Your task is to copy the listing exactly. Drop any pictures from the copy.

--- begin MATERIAL ---

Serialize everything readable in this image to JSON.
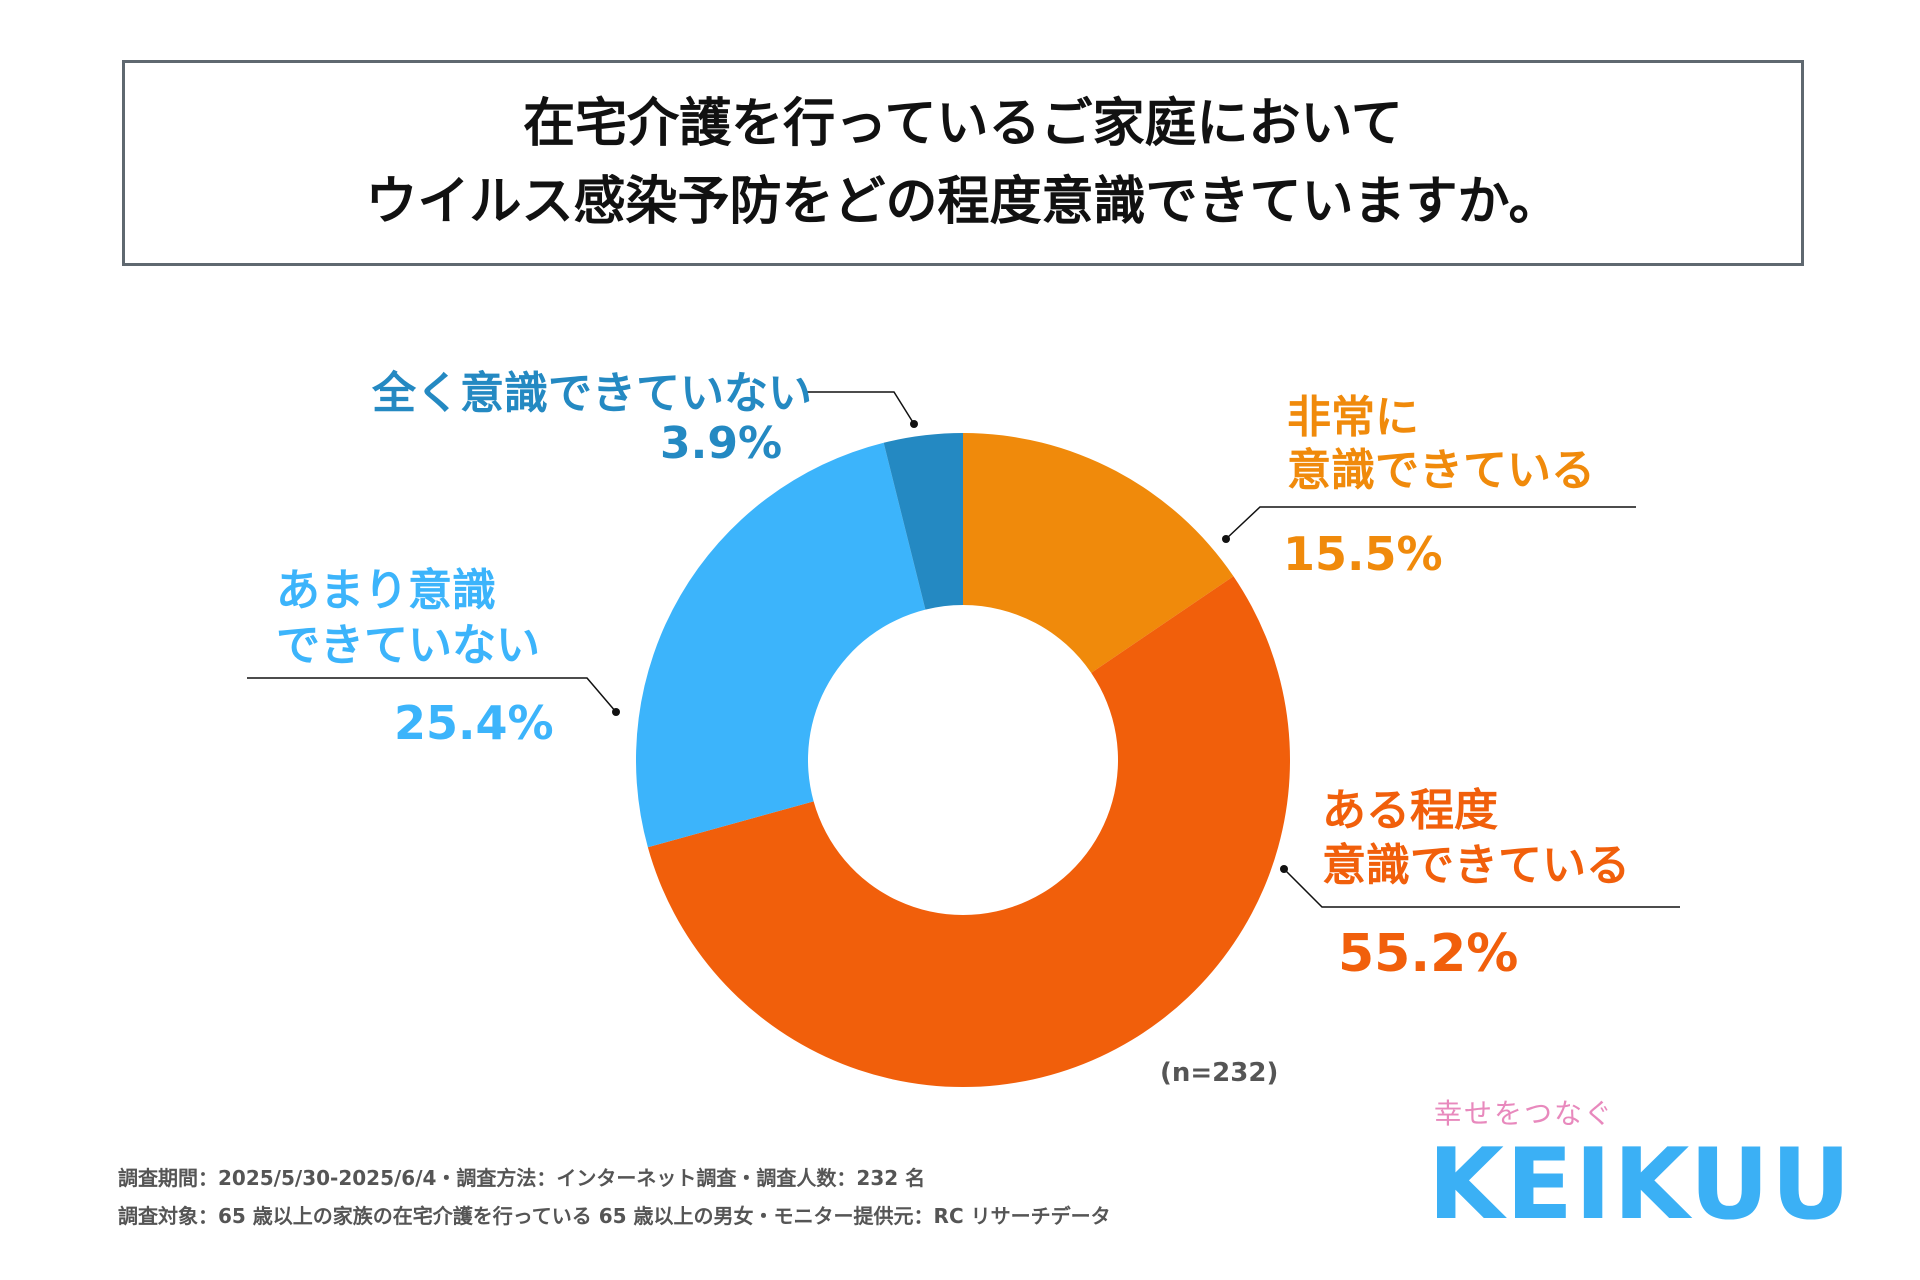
{
  "title": {
    "line1": "在宅介護を行っているご家庭において",
    "line2": "ウイルス感染予防をどの程度意識できていますか。"
  },
  "chart_data": {
    "type": "pie",
    "style": "donut",
    "title": "在宅介護を行っているご家庭において ウイルス感染予防をどの程度意識できていますか。",
    "slices": [
      {
        "label": "非常に 意識できている",
        "label_lines": [
          "非常に",
          "意識できている"
        ],
        "value": 15.5,
        "value_text": "15.5%",
        "color": "#f08a0b"
      },
      {
        "label": "ある程度 意識できている",
        "label_lines": [
          "ある程度",
          "意識できている"
        ],
        "value": 55.2,
        "value_text": "55.2%",
        "color": "#f15f0b"
      },
      {
        "label": "あまり意識 できていない",
        "label_lines": [
          "あまり意識",
          "できていない"
        ],
        "value": 25.4,
        "value_text": "25.4%",
        "color": "#3cb4fb"
      },
      {
        "label": "全く意識できていない",
        "label_lines": [
          "全く意識できていない"
        ],
        "value": 3.9,
        "value_text": "3.9%",
        "color": "#2489c2"
      }
    ],
    "n_label": "(n=232)"
  },
  "footer": {
    "line1": "調査期間：2025/5/30-2025/6/4・調査方法：インターネット調査・調査人数：232 名",
    "line2": "調査対象：65 歳以上の家族の在宅介護を行っている 65 歳以上の男女・モニター提供元：RC リサーチデータ"
  },
  "logo": {
    "tagline": "幸せをつなぐ",
    "name": "KEIKUU"
  },
  "colors": {
    "line": "#111111",
    "title_border": "#5f6870",
    "footer_text": "#555555",
    "logo_blue": "#3bb0f5",
    "logo_pink": "#e889bd"
  }
}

--- end MATERIAL ---

WORKED ANSWER –
Serialize everything readable in this image to JSON.
{
  "title": {
    "line1": "在宅介護を行っているご家庭において",
    "line2": "ウイルス感染予防をどの程度意識できていますか。"
  },
  "chart_data": {
    "type": "pie",
    "style": "donut",
    "title": "在宅介護を行っているご家庭において ウイルス感染予防をどの程度意識できていますか。",
    "slices": [
      {
        "label": "非常に 意識できている",
        "label_lines": [
          "非常に",
          "意識できている"
        ],
        "value": 15.5,
        "value_text": "15.5%",
        "color": "#f08a0b"
      },
      {
        "label": "ある程度 意識できている",
        "label_lines": [
          "ある程度",
          "意識できている"
        ],
        "value": 55.2,
        "value_text": "55.2%",
        "color": "#f15f0b"
      },
      {
        "label": "あまり意識 できていない",
        "label_lines": [
          "あまり意識",
          "できていない"
        ],
        "value": 25.4,
        "value_text": "25.4%",
        "color": "#3cb4fb"
      },
      {
        "label": "全く意識できていない",
        "label_lines": [
          "全く意識できていない"
        ],
        "value": 3.9,
        "value_text": "3.9%",
        "color": "#2489c2"
      }
    ],
    "n_label": "(n=232)"
  },
  "footer": {
    "line1": "調査期間：2025/5/30-2025/6/4・調査方法：インターネット調査・調査人数：232 名",
    "line2": "調査対象：65 歳以上の家族の在宅介護を行っている 65 歳以上の男女・モニター提供元：RC リサーチデータ"
  },
  "logo": {
    "tagline": "幸せをつなぐ",
    "name": "KEIKUU"
  },
  "colors": {
    "line": "#111111",
    "title_border": "#5f6870",
    "footer_text": "#555555",
    "logo_blue": "#3bb0f5",
    "logo_pink": "#e889bd"
  }
}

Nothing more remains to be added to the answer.